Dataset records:
—————
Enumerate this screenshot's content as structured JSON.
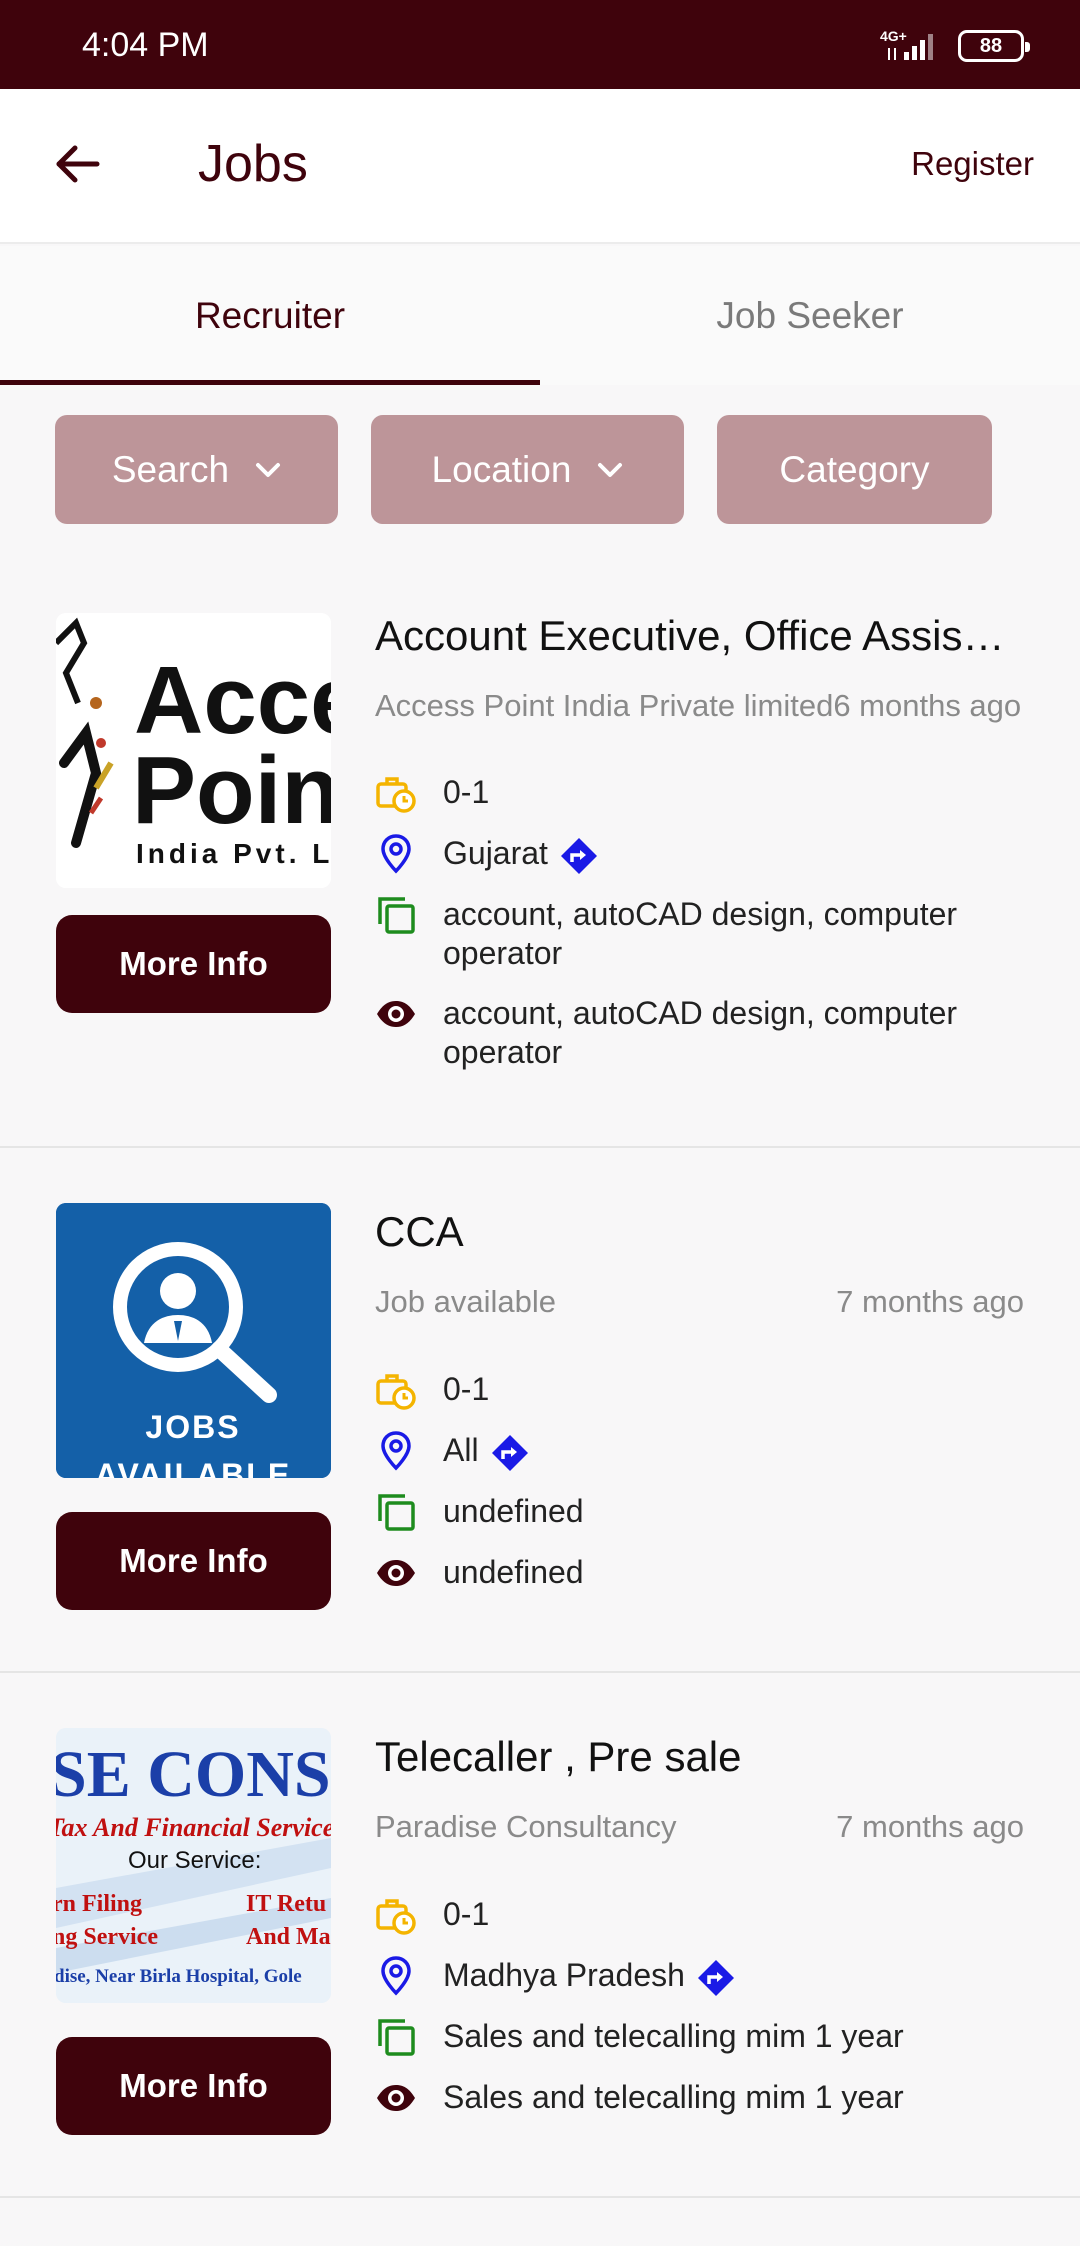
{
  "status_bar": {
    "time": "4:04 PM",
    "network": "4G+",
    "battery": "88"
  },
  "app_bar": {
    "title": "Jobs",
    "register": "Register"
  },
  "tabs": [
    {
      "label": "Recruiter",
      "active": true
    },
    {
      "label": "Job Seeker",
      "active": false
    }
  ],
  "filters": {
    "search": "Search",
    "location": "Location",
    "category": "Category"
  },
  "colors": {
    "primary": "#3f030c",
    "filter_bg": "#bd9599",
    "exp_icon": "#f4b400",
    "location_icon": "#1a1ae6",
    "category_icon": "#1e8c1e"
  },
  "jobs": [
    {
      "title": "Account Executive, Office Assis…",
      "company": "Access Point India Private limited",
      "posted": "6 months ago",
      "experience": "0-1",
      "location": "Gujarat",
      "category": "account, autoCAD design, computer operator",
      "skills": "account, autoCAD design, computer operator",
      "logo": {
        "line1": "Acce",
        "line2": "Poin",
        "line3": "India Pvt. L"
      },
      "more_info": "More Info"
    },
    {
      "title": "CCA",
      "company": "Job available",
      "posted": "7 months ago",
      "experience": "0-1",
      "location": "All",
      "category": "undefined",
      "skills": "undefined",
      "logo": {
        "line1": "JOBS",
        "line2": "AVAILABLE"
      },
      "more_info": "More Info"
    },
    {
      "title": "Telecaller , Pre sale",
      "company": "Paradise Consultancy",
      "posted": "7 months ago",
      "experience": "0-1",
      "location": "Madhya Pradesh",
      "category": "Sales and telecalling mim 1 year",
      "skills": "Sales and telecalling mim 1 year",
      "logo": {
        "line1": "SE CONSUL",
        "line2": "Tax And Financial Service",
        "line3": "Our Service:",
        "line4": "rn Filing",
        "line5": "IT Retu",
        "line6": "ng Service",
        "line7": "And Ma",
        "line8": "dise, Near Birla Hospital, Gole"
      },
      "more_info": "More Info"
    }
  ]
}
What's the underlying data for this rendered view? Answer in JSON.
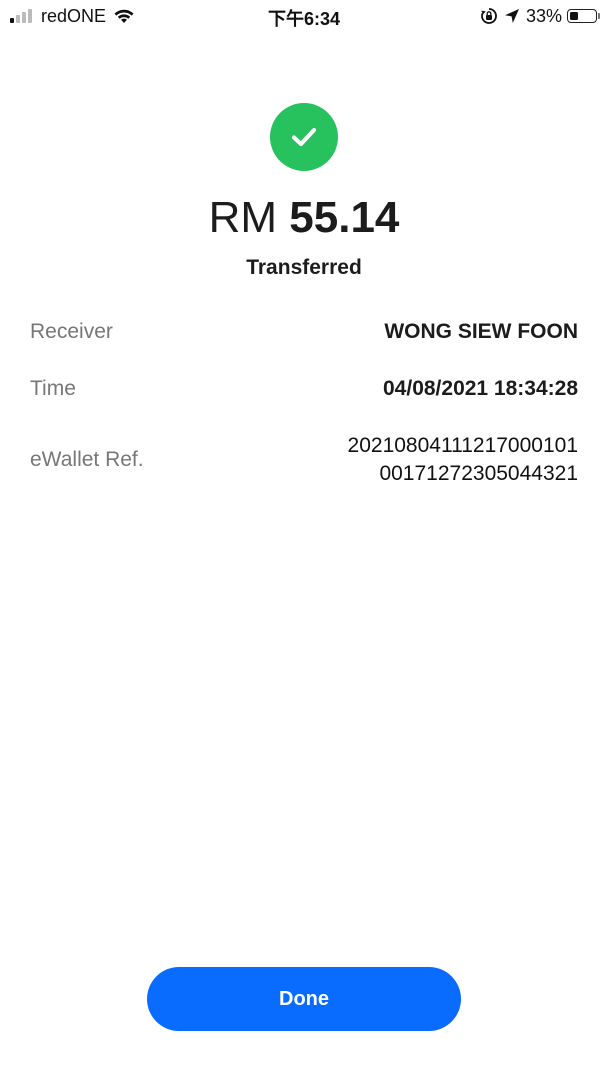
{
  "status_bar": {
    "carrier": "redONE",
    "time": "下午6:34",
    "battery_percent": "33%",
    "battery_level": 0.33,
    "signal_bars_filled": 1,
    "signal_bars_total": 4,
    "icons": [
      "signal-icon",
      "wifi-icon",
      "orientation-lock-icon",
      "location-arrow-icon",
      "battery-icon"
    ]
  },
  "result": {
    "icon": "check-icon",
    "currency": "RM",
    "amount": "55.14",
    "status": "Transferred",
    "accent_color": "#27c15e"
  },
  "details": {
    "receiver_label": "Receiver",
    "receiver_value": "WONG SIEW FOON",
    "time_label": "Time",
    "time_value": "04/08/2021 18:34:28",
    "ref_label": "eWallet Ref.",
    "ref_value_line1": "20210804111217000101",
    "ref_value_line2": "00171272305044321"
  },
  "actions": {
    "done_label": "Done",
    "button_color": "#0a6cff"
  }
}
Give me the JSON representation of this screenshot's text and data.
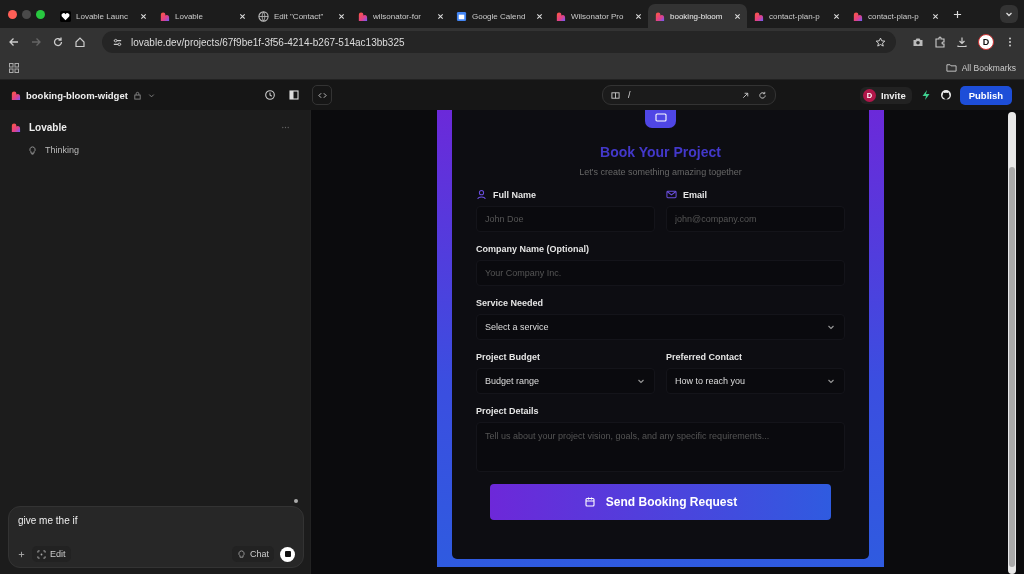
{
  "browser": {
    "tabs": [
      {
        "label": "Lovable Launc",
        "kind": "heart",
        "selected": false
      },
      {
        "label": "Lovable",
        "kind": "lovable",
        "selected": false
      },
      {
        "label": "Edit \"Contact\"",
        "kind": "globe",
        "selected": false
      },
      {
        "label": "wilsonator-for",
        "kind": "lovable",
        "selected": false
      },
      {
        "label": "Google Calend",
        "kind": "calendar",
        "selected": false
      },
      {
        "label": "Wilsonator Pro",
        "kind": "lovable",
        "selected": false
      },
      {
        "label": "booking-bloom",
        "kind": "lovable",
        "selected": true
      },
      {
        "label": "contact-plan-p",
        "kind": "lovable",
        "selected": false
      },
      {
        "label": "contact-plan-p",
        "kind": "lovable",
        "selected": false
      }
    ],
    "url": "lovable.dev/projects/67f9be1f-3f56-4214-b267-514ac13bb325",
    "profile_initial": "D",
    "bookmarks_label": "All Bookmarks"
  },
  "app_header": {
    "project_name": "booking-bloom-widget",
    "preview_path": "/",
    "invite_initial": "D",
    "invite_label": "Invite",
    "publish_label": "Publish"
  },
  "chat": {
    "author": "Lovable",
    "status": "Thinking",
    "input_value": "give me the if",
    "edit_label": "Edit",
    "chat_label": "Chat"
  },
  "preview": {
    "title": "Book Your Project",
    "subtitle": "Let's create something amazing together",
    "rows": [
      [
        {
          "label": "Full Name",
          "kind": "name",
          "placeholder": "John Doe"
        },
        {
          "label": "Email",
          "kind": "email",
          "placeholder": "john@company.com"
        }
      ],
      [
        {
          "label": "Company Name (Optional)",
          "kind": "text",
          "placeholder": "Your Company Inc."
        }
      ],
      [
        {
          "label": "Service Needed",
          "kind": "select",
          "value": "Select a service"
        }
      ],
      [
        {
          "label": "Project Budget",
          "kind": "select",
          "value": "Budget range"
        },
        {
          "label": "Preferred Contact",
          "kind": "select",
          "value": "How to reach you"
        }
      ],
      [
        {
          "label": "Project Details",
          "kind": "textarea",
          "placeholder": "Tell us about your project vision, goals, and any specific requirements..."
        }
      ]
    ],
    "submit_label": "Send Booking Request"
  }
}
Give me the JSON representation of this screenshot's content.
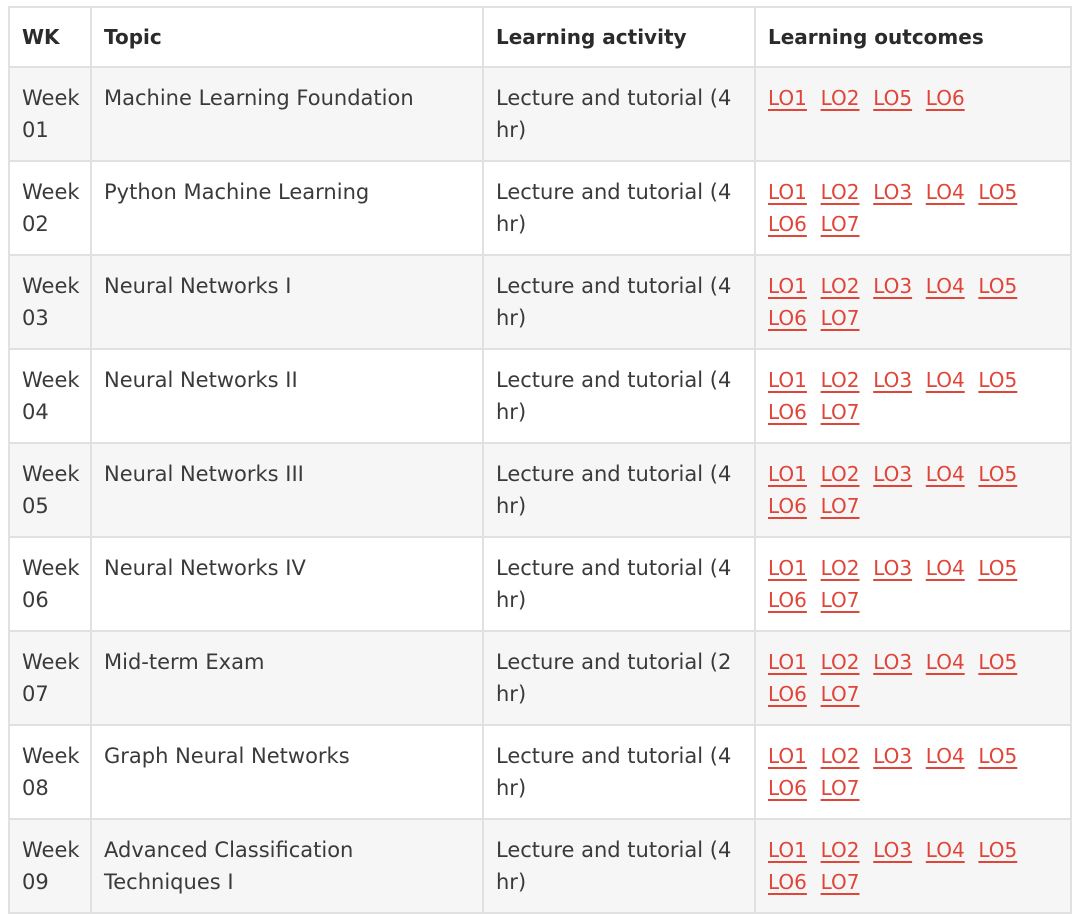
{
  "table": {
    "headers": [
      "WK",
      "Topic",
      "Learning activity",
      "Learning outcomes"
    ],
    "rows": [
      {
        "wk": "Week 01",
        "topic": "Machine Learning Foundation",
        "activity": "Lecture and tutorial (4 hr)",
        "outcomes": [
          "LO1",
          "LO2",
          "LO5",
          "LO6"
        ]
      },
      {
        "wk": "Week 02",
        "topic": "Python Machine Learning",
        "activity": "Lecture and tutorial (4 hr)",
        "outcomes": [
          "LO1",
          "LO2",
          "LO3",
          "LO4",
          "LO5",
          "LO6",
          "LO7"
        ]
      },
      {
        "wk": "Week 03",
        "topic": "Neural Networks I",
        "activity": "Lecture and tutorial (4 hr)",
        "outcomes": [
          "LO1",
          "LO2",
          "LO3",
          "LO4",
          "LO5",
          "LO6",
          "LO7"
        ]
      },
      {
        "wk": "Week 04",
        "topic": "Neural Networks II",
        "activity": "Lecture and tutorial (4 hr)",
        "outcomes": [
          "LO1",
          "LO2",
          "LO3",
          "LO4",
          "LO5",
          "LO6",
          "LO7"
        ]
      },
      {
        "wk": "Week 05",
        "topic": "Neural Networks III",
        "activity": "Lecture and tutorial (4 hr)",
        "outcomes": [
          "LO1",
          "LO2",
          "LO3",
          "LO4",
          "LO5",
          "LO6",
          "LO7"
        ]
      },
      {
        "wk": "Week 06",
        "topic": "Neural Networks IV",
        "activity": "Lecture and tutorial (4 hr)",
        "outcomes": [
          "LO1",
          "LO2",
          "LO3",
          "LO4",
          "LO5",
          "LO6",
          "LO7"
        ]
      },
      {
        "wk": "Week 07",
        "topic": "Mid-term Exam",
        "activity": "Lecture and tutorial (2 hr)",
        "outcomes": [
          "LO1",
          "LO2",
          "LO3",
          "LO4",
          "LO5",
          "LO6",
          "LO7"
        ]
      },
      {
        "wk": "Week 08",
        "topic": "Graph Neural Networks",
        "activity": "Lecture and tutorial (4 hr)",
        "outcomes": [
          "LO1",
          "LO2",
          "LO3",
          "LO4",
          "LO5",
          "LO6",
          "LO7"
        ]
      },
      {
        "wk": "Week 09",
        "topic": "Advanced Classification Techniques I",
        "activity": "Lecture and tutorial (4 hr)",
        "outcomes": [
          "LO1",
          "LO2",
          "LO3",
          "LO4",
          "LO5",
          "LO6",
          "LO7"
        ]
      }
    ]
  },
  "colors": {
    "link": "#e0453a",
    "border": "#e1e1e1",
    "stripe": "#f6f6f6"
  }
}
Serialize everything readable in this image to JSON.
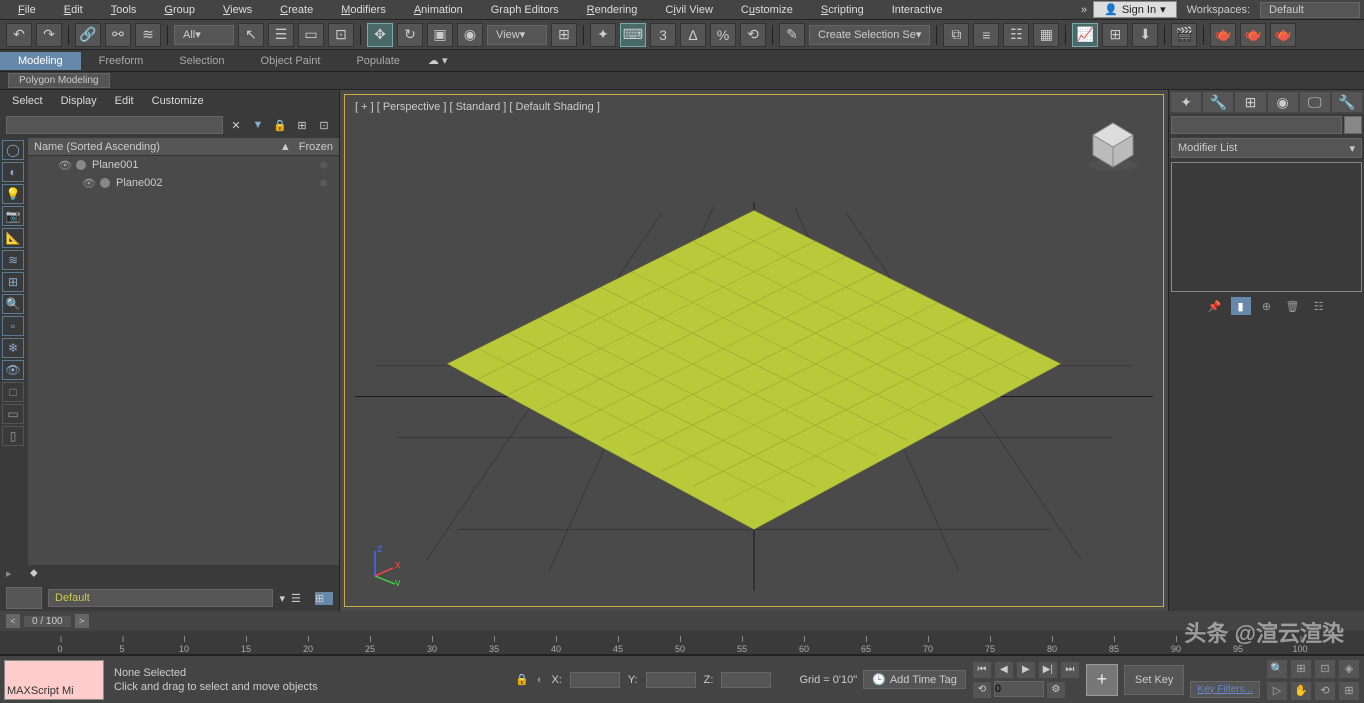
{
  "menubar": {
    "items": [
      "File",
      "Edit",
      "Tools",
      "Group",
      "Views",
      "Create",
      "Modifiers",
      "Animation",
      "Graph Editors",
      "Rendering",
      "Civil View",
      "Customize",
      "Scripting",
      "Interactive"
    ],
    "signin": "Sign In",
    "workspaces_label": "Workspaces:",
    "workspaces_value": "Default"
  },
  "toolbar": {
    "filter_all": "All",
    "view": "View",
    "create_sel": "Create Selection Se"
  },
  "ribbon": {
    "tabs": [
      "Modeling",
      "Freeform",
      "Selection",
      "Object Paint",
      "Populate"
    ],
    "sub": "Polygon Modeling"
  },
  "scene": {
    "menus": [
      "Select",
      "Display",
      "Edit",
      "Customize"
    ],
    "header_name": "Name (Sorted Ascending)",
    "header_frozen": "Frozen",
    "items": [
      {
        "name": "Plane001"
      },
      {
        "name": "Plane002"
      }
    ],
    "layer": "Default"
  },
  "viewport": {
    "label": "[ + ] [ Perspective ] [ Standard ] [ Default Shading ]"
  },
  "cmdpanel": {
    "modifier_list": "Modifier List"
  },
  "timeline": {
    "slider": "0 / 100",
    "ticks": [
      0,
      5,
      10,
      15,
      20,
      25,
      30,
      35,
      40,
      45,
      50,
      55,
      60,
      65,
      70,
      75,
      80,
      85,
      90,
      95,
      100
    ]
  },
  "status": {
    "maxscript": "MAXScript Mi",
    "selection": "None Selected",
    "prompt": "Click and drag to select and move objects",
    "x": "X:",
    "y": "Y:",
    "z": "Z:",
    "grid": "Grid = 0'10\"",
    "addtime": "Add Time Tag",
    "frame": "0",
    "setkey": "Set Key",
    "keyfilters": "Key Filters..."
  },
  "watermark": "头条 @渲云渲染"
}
—————
▸ Work to do
Pick out every line above that contains the word "computer" and copy it.

▸ Exercise response
      "category": "account, autoCAD design, computer operator",
      "skills": "account, autoCAD design, computer operator",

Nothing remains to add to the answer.